Problem details ▸ Repeat each line exactly as it is written.

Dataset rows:
## start

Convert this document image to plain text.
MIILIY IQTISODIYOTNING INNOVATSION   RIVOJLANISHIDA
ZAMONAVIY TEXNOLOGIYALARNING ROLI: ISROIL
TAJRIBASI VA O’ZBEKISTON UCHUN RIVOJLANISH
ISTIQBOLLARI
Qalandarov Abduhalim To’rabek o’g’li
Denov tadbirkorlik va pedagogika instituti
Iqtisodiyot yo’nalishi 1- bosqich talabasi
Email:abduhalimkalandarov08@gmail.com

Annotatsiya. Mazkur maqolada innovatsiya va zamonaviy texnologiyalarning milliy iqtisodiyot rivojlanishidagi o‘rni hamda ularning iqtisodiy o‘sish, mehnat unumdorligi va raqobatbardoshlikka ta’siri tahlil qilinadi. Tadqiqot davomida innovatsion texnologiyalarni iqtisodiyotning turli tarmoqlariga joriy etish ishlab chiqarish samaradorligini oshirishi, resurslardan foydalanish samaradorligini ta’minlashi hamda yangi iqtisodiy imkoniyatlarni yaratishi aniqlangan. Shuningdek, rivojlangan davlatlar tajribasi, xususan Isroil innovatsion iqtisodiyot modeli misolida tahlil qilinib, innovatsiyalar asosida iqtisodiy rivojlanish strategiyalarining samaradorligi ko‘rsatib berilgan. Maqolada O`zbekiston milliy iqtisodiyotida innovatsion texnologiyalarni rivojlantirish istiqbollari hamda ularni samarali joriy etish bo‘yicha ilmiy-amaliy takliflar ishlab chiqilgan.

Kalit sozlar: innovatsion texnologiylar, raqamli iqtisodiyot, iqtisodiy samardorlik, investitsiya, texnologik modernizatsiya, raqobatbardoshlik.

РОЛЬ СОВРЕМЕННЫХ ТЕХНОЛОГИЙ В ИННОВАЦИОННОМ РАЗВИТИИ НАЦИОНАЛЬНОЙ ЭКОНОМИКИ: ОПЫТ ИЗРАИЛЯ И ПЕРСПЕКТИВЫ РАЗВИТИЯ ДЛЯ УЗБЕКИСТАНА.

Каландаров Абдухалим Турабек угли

## end

Solution to this task ▸
Convert this document image to plain text.
MIILIY IQTISODIYOTNING INNOVATSION   RIVOJLANISHIDA
ZAMONAVIY TEXNOLOGIYALARNING ROLI: ISROIL
TAJRIBASI VA O’ZBEKISTON UCHUN RIVOJLANISH
ISTIQBOLLARI
Qalandarov Abduhalim To’rabek o’g’li
Denov tadbirkorlik va pedagogika instituti
Iqtisodiyot yo’nalishi 1- bosqich talabasi
Email:abduhalimkalandarov08@gmail.com

Annotatsiya. Mazkur maqolada innovatsiya va zamonaviy texnologiyalarning milliy iqtisodiyot rivojlanishidagi o‘rni hamda ularning iqtisodiy o‘sish, mehnat unumdorligi va raqobatbardoshlikka ta’siri tahlil qilinadi. Tadqiqot davomida innovatsion texnologiyalarni iqtisodiyotning turli tarmoqlariga joriy etish ishlab chiqarish samaradorligini oshirishi, resurslardan foydalanish samaradorligini ta’minlashi hamda yangi iqtisodiy imkoniyatlarni yaratishi aniqlangan. Shuningdek, rivojlangan davlatlar tajribasi, xususan Isroil innovatsion iqtisodiyot modeli misolida tahlil qilinib, innovatsiyalar asosida iqtisodiy rivojlanish strategiyalarining samaradorligi ko‘rsatib berilgan. Maqolada O`zbekiston milliy iqtisodiyotida innovatsion texnologiyalarni rivojlantirish istiqbollari hamda ularni samarali joriy etish bo‘yicha ilmiy-amaliy takliflar ishlab chiqilgan.

Kalit sozlar: innovatsion texnologiylar, raqamli iqtisodiyot, iqtisodiy samardorlik, investitsiya, texnologik modernizatsiya, raqobatbardoshlik.

РОЛЬ СОВРЕМЕННЫХ ТЕХНОЛОГИЙ В ИННОВАЦИОННОМ РАЗВИТИИ НАЦИОНАЛЬНОЙ ЭКОНОМИКИ: ОПЫТ ИЗРАИЛЯ И ПЕРСПЕКТИВЫ РАЗВИТИЯ ДЛЯ УЗБЕКИСТАНА.

Каландаров Абдухалим Турабек угли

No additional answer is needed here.